Collected data
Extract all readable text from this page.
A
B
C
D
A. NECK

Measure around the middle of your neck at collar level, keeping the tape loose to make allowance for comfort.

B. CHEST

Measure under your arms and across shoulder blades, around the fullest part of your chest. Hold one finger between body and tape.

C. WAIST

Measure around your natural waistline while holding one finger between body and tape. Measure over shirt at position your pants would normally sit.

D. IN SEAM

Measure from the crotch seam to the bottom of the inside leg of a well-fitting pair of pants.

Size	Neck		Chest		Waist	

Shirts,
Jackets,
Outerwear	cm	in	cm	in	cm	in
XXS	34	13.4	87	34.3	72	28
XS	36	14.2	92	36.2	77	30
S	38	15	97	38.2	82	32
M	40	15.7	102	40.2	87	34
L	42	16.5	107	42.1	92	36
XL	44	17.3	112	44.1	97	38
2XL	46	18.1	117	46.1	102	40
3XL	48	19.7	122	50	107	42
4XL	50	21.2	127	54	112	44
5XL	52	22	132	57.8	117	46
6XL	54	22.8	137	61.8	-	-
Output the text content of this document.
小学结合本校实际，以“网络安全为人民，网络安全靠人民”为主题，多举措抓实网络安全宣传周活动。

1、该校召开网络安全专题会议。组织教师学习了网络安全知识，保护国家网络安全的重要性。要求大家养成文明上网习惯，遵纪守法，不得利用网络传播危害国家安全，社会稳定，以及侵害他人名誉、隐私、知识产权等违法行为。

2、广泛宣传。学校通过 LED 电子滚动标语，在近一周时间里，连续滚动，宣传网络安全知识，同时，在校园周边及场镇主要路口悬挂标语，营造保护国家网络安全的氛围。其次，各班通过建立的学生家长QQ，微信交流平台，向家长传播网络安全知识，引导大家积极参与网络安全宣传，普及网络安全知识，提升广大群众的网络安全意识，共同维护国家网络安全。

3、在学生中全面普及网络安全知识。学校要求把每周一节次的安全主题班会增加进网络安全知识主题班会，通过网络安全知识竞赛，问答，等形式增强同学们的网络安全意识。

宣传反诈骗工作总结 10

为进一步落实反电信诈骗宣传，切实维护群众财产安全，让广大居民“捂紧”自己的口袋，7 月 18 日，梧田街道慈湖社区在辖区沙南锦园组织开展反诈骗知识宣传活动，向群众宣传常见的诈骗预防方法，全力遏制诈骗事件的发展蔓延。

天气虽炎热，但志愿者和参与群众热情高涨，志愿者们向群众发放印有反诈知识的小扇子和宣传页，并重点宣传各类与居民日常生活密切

**THE TASK:** Repeat the material from above exactly, word for word.

**ANSWER TO THIS PROBLEM:**
Extract all readable text from this page.
A
B
C
D
A. NECK

Measure around the middle of your neck at collar level, keeping the tape loose to make allowance for comfort.

B. CHEST

Measure under your arms and across shoulder blades, around the fullest part of your chest. Hold one finger between body and tape.

C. WAIST

Measure around your natural waistline while holding one finger between body and tape. Measure over shirt at position your pants would normally sit.

D. IN SEAM

Measure from the crotch seam to the bottom of the inside leg of a well-fitting pair of pants.

Size	Neck		Chest		Waist	

Shirts,
Jackets,
Outerwear	cm	in	cm	in	cm	in
XXS	34	13.4	87	34.3	72	28
XS	36	14.2	92	36.2	77	30
S	38	15	97	38.2	82	32
M	40	15.7	102	40.2	87	34
L	42	16.5	107	42.1	92	36
XL	44	17.3	112	44.1	97	38
2XL	46	18.1	117	46.1	102	40
3XL	48	19.7	122	50	107	42
4XL	50	21.2	127	54	112	44
5XL	52	22	132	57.8	117	46
6XL	54	22.8	137	61.8	-	-
Output the text content of this document.
小学结合本校实际，以“网络安全为人民，网络安全靠人民”为主题，多举措抓实网络安全宣传周活动。

1、该校召开网络安全专题会议。组织教师学习了网络安全知识，保护国家网络安全的重要性。要求大家养成文明上网习惯，遵纪守法，不得利用网络传播危害国家安全，社会稳定，以及侵害他人名誉、隐私、知识产权等违法行为。

2、广泛宣传。学校通过 LED 电子滚动标语，在近一周时间里，连续滚动，宣传网络安全知识，同时，在校园周边及场镇主要路口悬挂标语，营造保护国家网络安全的氛围。其次，各班通过建立的学生家长QQ，微信交流平台，向家长传播网络安全知识，引导大家积极参与网络安全宣传，普及网络安全知识，提升广大群众的网络安全意识，共同维护国家网络安全。

3、在学生中全面普及网络安全知识。学校要求把每周一节次的安全主题班会增加进网络安全知识主题班会，通过网络安全知识竞赛，问答，等形式增强同学们的网络安全意识。

宣传反诈骗工作总结 10

为进一步落实反电信诈骗宣传，切实维护群众财产安全，让广大居民“捂紧”自己的口袋，7 月 18 日，梧田街道慈湖社区在辖区沙南锦园组织开展反诈骗知识宣传活动，向群众宣传常见的诈骗预防方法，全力遏制诈骗事件的发展蔓延。

天气虽炎热，但志愿者和参与群众热情高涨，志愿者们向群众发放印有反诈知识的小扇子和宣传页，并重点宣传各类与居民日常生活密切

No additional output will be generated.